[Collected data entries]
§

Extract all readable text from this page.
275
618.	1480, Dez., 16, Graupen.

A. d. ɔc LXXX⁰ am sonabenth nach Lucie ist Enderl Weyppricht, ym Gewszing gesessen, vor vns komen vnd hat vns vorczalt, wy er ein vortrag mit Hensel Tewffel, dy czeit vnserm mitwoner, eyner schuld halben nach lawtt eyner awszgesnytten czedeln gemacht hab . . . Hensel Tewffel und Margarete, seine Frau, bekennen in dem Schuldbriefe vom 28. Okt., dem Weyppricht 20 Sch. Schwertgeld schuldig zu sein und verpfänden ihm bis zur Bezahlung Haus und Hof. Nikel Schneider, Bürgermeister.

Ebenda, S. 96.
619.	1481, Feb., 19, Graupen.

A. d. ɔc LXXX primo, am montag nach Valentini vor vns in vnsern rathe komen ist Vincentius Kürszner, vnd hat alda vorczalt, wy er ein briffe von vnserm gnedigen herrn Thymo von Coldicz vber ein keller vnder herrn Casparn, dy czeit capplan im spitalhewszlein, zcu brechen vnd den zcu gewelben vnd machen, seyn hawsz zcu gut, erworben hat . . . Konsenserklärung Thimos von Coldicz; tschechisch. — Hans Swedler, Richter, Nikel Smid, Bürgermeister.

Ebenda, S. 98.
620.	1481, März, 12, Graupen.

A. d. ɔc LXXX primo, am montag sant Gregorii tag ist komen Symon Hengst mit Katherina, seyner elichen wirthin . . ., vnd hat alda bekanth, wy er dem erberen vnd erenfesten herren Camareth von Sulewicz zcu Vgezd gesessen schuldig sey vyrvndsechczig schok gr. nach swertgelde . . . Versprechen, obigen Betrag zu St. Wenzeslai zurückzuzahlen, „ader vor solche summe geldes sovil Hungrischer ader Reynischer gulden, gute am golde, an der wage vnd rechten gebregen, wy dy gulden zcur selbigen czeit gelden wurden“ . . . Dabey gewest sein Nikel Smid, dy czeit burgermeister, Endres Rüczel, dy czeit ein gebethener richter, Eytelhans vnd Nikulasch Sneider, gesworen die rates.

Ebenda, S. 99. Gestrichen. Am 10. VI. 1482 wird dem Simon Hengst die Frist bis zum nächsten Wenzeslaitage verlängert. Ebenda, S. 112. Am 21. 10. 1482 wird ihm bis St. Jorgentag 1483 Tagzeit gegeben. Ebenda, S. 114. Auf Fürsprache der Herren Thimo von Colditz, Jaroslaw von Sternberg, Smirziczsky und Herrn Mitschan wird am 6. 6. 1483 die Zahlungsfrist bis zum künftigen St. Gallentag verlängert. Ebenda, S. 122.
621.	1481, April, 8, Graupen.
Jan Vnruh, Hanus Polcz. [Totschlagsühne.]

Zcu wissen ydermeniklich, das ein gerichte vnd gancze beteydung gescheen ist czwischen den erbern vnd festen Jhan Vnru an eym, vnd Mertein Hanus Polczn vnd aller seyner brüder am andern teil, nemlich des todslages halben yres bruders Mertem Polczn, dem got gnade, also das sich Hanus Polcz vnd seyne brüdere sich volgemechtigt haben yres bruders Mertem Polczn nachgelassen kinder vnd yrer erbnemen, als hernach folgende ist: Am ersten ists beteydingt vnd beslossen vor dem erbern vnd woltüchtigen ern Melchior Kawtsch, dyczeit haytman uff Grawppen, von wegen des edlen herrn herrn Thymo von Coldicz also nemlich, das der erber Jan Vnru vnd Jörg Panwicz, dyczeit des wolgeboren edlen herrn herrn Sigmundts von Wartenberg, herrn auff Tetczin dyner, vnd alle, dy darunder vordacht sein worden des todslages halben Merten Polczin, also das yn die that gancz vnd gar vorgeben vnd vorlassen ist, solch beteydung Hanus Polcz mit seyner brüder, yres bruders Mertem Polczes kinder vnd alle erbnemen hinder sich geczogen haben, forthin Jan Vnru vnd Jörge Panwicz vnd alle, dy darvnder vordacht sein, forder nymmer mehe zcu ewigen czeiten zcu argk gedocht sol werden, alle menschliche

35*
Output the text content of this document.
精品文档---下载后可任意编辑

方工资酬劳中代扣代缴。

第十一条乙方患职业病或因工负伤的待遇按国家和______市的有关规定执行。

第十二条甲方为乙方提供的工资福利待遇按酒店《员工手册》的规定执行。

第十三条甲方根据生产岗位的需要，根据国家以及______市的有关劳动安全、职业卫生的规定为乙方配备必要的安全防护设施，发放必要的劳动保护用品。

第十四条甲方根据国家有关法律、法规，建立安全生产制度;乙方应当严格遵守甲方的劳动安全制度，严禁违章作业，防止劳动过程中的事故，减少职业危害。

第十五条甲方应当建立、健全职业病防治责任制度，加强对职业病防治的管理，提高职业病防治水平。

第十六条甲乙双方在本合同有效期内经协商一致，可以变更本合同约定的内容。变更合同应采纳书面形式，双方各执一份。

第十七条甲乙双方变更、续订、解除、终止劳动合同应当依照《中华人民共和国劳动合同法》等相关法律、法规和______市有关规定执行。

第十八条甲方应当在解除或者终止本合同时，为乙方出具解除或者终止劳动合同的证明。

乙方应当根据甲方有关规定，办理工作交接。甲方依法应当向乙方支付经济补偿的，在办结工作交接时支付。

§

__Requirements__
Please set down the whole listing above without altering a single line.

__Solution below__
Extract all readable text from this page.
275
618.	1480, Dez., 16, Graupen.

A. d. ɔc LXXX⁰ am sonabenth nach Lucie ist Enderl Weyppricht, ym Gewszing gesessen, vor vns komen vnd hat vns vorczalt, wy er ein vortrag mit Hensel Tewffel, dy czeit vnserm mitwoner, eyner schuld halben nach lawtt eyner awszgesnytten czedeln gemacht hab . . . Hensel Tewffel und Margarete, seine Frau, bekennen in dem Schuldbriefe vom 28. Okt., dem Weyppricht 20 Sch. Schwertgeld schuldig zu sein und verpfänden ihm bis zur Bezahlung Haus und Hof. Nikel Schneider, Bürgermeister.

Ebenda, S. 96.
619.	1481, Feb., 19, Graupen.

A. d. ɔc LXXX primo, am montag nach Valentini vor vns in vnsern rathe komen ist Vincentius Kürszner, vnd hat alda vorczalt, wy er ein briffe von vnserm gnedigen herrn Thymo von Coldicz vber ein keller vnder herrn Casparn, dy czeit capplan im spitalhewszlein, zcu brechen vnd den zcu gewelben vnd machen, seyn hawsz zcu gut, erworben hat . . . Konsenserklärung Thimos von Coldicz; tschechisch. — Hans Swedler, Richter, Nikel Smid, Bürgermeister.

Ebenda, S. 98.
620.	1481, März, 12, Graupen.

A. d. ɔc LXXX primo, am montag sant Gregorii tag ist komen Symon Hengst mit Katherina, seyner elichen wirthin . . ., vnd hat alda bekanth, wy er dem erberen vnd erenfesten herren Camareth von Sulewicz zcu Vgezd gesessen schuldig sey vyrvndsechczig schok gr. nach swertgelde . . . Versprechen, obigen Betrag zu St. Wenzeslai zurückzuzahlen, „ader vor solche summe geldes sovil Hungrischer ader Reynischer gulden, gute am golde, an der wage vnd rechten gebregen, wy dy gulden zcur selbigen czeit gelden wurden“ . . . Dabey gewest sein Nikel Smid, dy czeit burgermeister, Endres Rüczel, dy czeit ein gebethener richter, Eytelhans vnd Nikulasch Sneider, gesworen die rates.

Ebenda, S. 99. Gestrichen. Am 10. VI. 1482 wird dem Simon Hengst die Frist bis zum nächsten Wenzeslaitage verlängert. Ebenda, S. 112. Am 21. 10. 1482 wird ihm bis St. Jorgentag 1483 Tagzeit gegeben. Ebenda, S. 114. Auf Fürsprache der Herren Thimo von Colditz, Jaroslaw von Sternberg, Smirziczsky und Herrn Mitschan wird am 6. 6. 1483 die Zahlungsfrist bis zum künftigen St. Gallentag verlängert. Ebenda, S. 122.
621.	1481, April, 8, Graupen.
Jan Vnruh, Hanus Polcz. [Totschlagsühne.]

Zcu wissen ydermeniklich, das ein gerichte vnd gancze beteydung gescheen ist czwischen den erbern vnd festen Jhan Vnru an eym, vnd Mertein Hanus Polczn vnd aller seyner brüder am andern teil, nemlich des todslages halben yres bruders Mertem Polczn, dem got gnade, also das sich Hanus Polcz vnd seyne brüdere sich volgemechtigt haben yres bruders Mertem Polczn nachgelassen kinder vnd yrer erbnemen, als hernach folgende ist: Am ersten ists beteydingt vnd beslossen vor dem erbern vnd woltüchtigen ern Melchior Kawtsch, dyczeit haytman uff Grawppen, von wegen des edlen herrn herrn Thymo von Coldicz also nemlich, das der erber Jan Vnru vnd Jörg Panwicz, dyczeit des wolgeboren edlen herrn herrn Sigmundts von Wartenberg, herrn auff Tetczin dyner, vnd alle, dy darunder vordacht sein worden des todslages halben Merten Polczin, also das yn die that gancz vnd gar vorgeben vnd vorlassen ist, solch beteydung Hanus Polcz mit seyner brüder, yres bruders Mertem Polczes kinder vnd alle erbnemen hinder sich geczogen haben, forthin Jan Vnru vnd Jörge Panwicz vnd alle, dy darvnder vordacht sein, forder nymmer mehe zcu ewigen czeiten zcu argk gedocht sol werden, alle menschliche

35*
Output the text content of this document.
精品文档---下载后可任意编辑

方工资酬劳中代扣代缴。

第十一条乙方患职业病或因工负伤的待遇按国家和______市的有关规定执行。

第十二条甲方为乙方提供的工资福利待遇按酒店《员工手册》的规定执行。

第十三条甲方根据生产岗位的需要，根据国家以及______市的有关劳动安全、职业卫生的规定为乙方配备必要的安全防护设施，发放必要的劳动保护用品。

第十四条甲方根据国家有关法律、法规，建立安全生产制度;乙方应当严格遵守甲方的劳动安全制度，严禁违章作业，防止劳动过程中的事故，减少职业危害。

第十五条甲方应当建立、健全职业病防治责任制度，加强对职业病防治的管理，提高职业病防治水平。

第十六条甲乙双方在本合同有效期内经协商一致，可以变更本合同约定的内容。变更合同应采纳书面形式，双方各执一份。

第十七条甲乙双方变更、续订、解除、终止劳动合同应当依照《中华人民共和国劳动合同法》等相关法律、法规和______市有关规定执行。

第十八条甲方应当在解除或者终止本合同时，为乙方出具解除或者终止劳动合同的证明。

乙方应当根据甲方有关规定，办理工作交接。甲方依法应当向乙方支付经济补偿的，在办结工作交接时支付。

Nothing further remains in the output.